EXERCISE INPUT:
● ● ● ●

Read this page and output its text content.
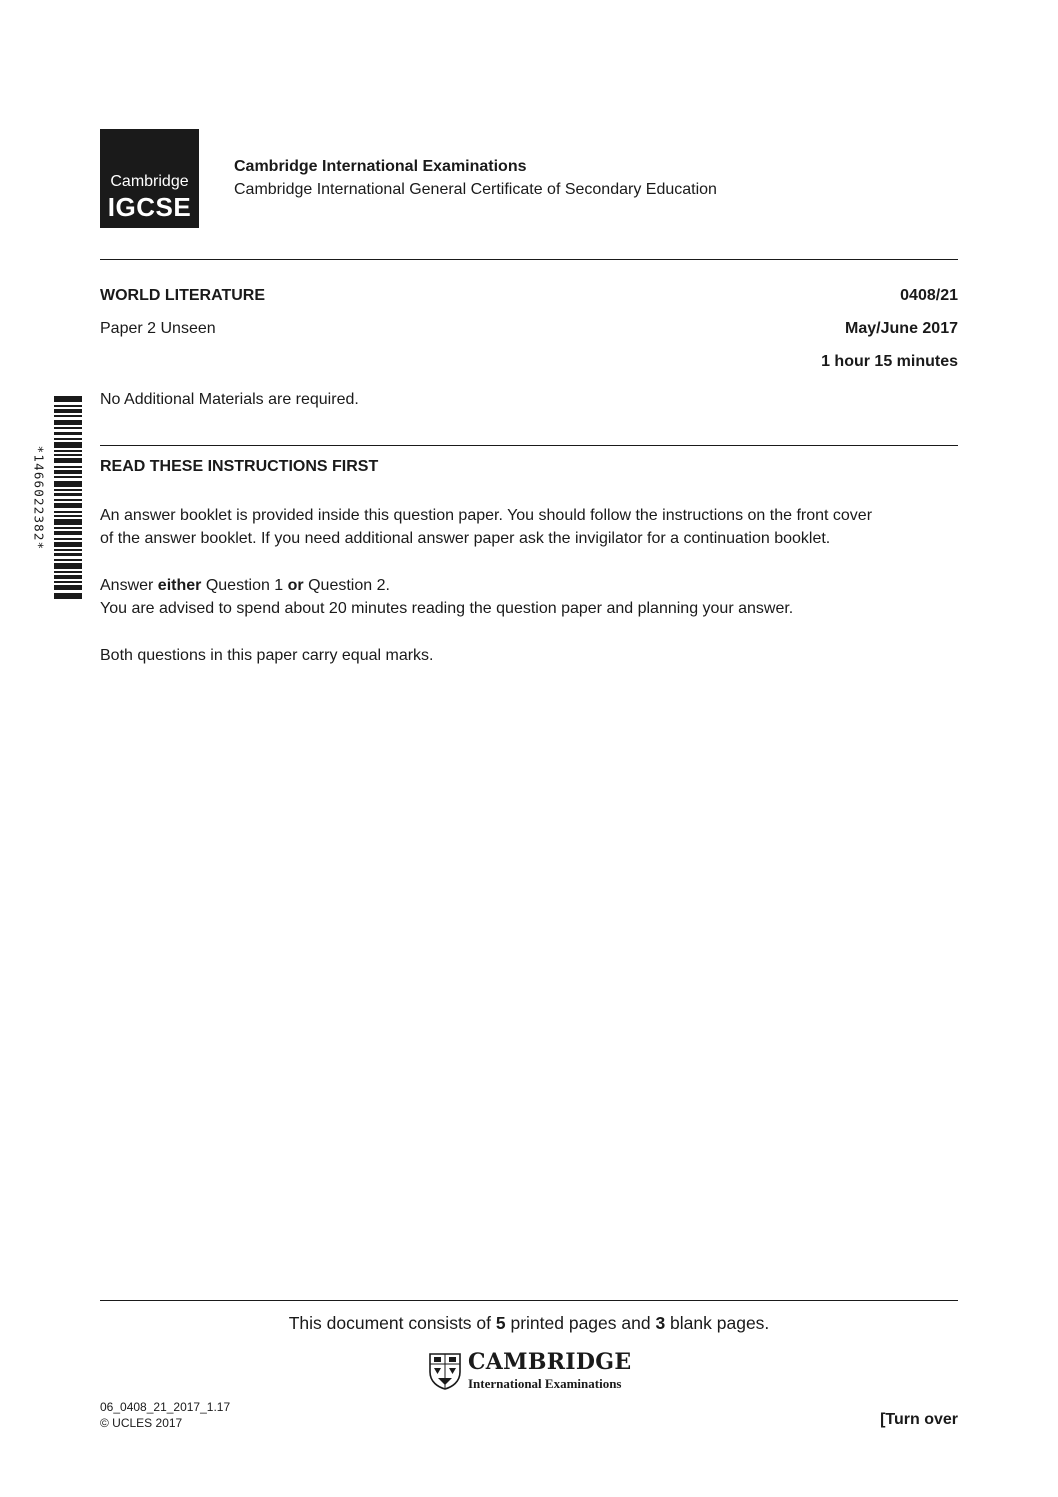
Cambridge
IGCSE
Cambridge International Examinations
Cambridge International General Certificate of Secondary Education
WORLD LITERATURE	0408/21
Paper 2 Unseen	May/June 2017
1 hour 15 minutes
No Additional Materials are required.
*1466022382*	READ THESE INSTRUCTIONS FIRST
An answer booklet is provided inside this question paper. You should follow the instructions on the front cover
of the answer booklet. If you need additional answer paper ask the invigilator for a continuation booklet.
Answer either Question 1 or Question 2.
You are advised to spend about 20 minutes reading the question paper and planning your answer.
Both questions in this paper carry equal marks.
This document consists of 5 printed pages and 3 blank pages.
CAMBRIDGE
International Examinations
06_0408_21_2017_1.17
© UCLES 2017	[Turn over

● ● ● ●

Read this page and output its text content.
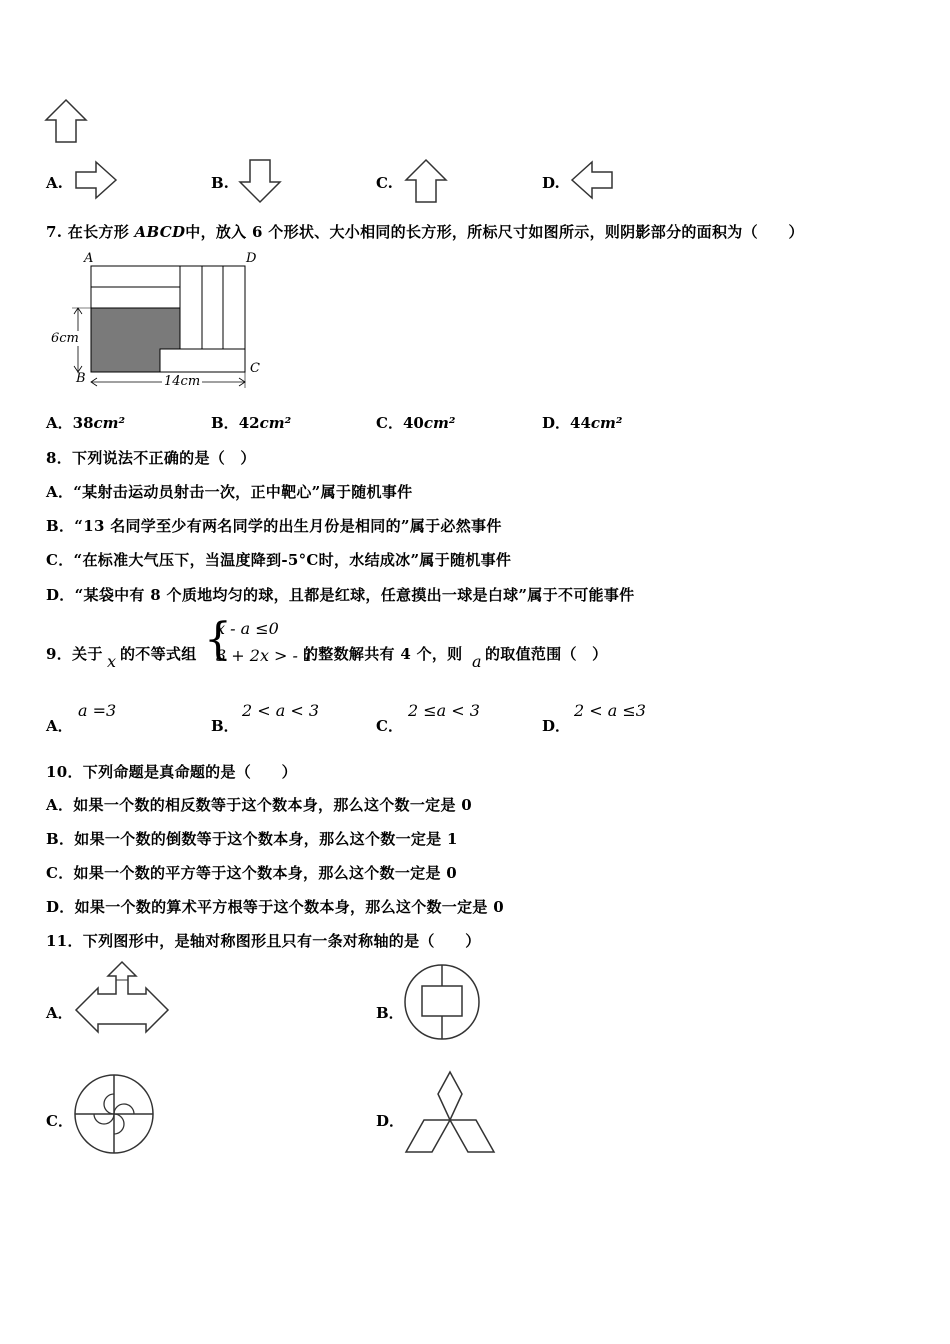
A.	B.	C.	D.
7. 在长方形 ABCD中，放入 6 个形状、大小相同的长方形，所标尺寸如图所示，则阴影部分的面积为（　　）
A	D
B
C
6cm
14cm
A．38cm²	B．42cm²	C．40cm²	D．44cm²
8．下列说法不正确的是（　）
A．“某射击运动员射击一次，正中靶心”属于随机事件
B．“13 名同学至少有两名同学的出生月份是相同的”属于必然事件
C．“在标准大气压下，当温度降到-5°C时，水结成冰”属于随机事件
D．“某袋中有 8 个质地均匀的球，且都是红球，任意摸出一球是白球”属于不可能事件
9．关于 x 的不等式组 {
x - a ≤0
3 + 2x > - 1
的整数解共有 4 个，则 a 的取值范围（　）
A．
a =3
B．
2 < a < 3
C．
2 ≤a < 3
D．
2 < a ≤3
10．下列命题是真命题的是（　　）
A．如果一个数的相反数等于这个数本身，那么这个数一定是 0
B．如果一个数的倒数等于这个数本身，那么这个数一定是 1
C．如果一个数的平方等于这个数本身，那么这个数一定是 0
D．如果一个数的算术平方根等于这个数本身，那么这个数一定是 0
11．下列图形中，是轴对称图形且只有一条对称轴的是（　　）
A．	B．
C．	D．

● ● ● ●

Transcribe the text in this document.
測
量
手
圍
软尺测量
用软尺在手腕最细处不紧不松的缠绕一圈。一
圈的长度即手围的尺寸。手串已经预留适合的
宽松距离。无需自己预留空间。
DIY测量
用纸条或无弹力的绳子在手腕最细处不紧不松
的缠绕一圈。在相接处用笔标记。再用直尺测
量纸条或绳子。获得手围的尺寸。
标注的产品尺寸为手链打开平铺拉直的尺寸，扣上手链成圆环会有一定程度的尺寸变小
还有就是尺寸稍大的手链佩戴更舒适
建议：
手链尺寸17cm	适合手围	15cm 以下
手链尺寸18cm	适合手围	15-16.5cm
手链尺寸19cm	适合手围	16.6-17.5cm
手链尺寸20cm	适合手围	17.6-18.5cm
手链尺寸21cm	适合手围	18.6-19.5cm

● ● ● ●

DESCRIPTION OF THE TASK: Collect each line above holding the string "那么这个数一定是".

PROBLEM SOLUTION:
A．如果一个数的相反数等于这个数本身，那么这个数一定是 0
B．如果一个数的倒数等于这个数本身，那么这个数一定是 1
C．如果一个数的平方等于这个数本身，那么这个数一定是 0
D．如果一个数的算术平方根等于这个数本身，那么这个数一定是 0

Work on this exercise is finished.